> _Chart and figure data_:
# # # #

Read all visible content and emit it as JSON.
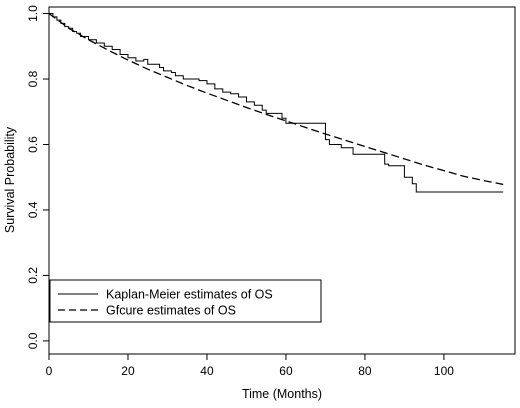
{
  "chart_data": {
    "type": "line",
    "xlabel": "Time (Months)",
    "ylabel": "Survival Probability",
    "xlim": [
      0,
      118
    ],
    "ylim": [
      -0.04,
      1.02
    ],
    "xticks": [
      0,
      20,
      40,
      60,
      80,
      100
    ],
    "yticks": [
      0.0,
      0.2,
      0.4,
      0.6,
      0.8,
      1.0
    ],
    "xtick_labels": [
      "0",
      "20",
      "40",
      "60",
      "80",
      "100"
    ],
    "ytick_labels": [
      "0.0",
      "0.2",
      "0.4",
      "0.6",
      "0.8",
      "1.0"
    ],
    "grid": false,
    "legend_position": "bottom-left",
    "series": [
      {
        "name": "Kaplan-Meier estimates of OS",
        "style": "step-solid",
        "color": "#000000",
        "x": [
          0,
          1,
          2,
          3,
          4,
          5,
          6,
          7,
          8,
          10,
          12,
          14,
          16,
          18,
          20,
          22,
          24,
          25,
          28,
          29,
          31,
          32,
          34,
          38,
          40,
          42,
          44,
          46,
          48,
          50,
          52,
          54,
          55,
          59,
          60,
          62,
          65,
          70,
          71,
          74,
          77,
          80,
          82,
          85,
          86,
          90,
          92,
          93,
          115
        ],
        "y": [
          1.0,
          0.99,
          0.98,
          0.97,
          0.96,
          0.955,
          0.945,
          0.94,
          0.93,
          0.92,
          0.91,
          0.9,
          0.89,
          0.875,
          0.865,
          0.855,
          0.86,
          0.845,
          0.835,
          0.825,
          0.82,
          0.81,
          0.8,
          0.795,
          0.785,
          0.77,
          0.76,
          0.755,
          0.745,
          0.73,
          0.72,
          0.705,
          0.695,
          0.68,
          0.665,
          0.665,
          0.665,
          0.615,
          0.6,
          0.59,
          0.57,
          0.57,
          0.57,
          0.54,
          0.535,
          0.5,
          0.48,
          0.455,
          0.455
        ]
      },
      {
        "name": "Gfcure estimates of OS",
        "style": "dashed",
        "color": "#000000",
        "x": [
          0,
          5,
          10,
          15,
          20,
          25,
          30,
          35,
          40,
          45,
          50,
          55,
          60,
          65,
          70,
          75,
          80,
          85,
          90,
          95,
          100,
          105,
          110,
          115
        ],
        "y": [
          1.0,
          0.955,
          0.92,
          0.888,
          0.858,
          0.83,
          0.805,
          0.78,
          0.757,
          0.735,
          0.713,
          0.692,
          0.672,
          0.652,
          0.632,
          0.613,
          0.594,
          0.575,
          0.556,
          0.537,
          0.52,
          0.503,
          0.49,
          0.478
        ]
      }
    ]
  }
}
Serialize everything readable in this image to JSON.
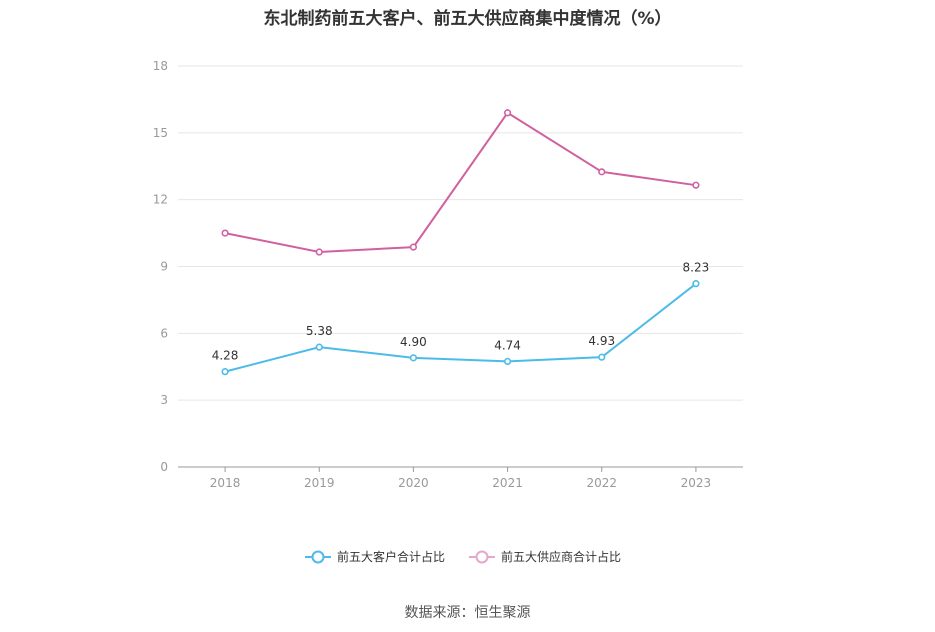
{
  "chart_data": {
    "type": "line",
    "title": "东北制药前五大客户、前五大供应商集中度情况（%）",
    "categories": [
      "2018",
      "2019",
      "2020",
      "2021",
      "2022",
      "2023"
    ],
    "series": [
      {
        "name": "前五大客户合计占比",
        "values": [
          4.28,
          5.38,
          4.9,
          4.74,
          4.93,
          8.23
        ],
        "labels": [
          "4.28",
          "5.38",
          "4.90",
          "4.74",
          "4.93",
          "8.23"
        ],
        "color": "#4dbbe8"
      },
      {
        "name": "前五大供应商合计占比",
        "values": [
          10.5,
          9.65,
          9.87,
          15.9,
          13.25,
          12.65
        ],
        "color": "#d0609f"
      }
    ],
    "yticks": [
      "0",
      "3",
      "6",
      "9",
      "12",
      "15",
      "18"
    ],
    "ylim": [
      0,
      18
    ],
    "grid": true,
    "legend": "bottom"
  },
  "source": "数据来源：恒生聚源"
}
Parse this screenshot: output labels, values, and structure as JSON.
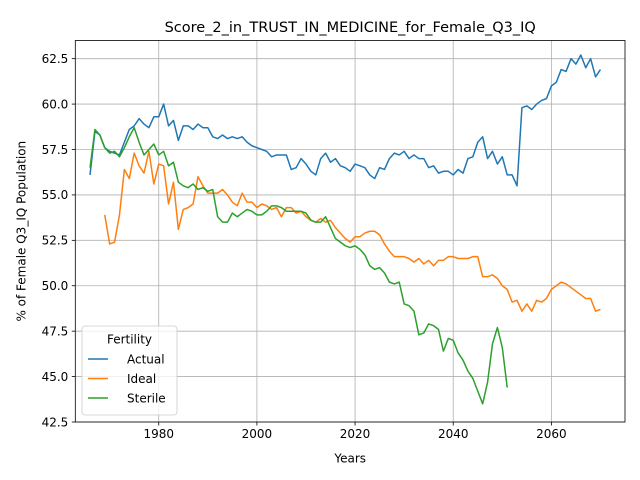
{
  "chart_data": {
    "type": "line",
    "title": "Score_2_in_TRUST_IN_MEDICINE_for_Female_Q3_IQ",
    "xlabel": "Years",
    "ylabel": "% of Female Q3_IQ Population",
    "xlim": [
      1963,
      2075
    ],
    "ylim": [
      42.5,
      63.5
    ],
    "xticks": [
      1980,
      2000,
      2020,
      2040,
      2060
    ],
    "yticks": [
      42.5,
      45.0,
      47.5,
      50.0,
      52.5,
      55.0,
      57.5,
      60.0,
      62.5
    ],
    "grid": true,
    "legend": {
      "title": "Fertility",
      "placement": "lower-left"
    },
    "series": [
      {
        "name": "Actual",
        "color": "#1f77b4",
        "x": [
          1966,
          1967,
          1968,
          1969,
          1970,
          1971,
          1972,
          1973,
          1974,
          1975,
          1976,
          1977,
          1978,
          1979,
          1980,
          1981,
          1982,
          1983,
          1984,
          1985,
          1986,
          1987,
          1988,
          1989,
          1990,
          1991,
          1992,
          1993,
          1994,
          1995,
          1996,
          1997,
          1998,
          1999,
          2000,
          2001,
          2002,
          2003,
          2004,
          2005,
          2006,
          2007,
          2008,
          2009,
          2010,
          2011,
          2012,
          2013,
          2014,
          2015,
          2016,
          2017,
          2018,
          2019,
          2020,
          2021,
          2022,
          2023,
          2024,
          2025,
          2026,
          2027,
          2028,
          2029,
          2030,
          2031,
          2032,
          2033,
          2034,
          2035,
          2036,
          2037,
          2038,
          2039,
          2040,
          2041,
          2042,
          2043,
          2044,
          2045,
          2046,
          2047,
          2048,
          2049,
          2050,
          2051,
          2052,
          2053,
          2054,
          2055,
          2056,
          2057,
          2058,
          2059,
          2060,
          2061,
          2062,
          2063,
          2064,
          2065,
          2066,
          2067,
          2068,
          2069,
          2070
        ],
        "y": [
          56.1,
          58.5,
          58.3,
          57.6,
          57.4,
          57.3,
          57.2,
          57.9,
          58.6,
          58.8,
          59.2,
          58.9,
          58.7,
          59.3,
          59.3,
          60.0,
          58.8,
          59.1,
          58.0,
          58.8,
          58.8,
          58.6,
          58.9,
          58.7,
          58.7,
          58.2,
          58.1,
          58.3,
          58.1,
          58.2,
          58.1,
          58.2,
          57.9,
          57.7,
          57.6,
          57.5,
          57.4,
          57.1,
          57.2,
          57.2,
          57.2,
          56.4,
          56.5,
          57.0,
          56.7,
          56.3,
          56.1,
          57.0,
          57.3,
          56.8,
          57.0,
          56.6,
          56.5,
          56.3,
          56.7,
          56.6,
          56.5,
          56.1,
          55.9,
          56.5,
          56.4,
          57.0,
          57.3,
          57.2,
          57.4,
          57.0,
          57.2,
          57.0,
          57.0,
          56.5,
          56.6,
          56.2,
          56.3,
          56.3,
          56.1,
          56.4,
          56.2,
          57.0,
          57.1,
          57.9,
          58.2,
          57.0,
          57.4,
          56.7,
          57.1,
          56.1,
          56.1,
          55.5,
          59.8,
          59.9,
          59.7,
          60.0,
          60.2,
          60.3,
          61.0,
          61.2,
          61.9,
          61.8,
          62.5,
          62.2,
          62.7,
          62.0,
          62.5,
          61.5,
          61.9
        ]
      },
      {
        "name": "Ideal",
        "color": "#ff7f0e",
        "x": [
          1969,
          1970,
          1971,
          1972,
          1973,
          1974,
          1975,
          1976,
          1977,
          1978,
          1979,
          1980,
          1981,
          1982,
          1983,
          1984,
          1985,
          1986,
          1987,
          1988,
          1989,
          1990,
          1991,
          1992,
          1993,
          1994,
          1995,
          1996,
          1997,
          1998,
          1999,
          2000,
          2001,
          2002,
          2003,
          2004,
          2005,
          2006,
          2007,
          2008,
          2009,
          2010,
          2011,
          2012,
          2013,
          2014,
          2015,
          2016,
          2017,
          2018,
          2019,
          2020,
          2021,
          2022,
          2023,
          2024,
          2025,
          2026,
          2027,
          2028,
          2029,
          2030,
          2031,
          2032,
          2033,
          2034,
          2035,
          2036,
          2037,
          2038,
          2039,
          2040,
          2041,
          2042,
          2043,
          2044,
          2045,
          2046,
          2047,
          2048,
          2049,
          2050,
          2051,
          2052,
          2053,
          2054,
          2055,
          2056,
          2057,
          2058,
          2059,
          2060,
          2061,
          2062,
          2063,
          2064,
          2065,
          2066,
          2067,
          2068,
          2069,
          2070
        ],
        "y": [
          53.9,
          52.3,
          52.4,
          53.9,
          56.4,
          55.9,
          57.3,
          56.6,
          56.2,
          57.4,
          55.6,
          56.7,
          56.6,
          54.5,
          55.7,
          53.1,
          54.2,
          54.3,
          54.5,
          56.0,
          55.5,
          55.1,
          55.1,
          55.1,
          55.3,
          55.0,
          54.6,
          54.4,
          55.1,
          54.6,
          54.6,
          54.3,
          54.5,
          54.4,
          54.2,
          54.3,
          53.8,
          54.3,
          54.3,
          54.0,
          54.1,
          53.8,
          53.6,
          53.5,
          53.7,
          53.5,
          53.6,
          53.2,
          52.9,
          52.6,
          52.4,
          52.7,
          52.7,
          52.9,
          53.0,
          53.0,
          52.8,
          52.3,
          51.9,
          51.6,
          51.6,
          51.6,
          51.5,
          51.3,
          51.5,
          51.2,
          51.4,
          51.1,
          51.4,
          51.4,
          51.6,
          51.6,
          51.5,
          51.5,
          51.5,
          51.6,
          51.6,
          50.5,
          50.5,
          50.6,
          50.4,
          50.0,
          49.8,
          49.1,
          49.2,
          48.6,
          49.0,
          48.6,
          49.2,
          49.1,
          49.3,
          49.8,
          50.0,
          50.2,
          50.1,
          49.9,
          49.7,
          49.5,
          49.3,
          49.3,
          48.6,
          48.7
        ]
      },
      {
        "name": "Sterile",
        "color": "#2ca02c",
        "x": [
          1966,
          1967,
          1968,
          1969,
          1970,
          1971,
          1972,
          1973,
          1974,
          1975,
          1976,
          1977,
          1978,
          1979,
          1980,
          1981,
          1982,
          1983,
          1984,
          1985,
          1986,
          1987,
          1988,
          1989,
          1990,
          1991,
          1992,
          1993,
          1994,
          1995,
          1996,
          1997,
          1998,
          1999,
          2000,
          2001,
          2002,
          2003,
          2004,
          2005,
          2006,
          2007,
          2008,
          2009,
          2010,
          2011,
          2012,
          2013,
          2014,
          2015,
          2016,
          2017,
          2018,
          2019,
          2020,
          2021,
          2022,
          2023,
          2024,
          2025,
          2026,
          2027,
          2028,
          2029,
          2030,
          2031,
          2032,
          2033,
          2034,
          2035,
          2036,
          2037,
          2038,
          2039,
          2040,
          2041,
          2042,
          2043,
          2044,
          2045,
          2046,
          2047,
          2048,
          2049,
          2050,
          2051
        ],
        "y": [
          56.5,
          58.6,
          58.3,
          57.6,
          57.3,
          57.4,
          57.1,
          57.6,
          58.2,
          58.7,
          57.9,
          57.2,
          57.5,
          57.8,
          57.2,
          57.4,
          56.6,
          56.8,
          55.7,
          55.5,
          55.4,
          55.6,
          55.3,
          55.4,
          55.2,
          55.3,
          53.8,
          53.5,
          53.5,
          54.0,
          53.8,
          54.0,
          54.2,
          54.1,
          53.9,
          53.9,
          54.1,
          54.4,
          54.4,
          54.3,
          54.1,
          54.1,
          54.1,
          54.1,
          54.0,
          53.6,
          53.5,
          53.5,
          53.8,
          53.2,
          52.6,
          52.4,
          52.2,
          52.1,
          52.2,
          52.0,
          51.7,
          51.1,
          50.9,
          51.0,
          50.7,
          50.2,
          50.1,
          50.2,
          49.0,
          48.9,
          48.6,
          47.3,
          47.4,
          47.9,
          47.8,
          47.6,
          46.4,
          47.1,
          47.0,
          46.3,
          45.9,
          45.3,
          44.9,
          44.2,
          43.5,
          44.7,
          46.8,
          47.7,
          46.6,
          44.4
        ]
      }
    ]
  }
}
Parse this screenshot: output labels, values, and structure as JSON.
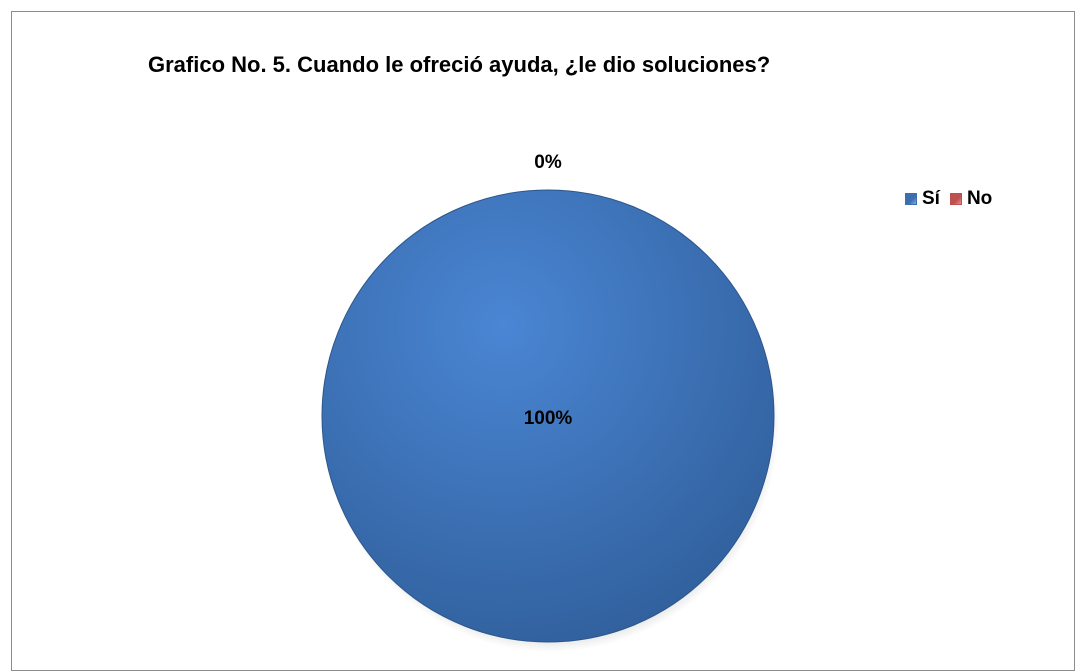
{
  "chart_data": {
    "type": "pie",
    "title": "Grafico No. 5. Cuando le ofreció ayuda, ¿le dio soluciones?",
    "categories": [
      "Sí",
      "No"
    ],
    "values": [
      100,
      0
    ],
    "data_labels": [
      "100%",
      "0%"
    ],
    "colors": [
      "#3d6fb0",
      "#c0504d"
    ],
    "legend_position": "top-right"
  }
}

# # # #

> _What is being asked_: Tally the lines of the preceding listing in which the word "estimates" appears; state nothing but the total.

> _Completed task_: 2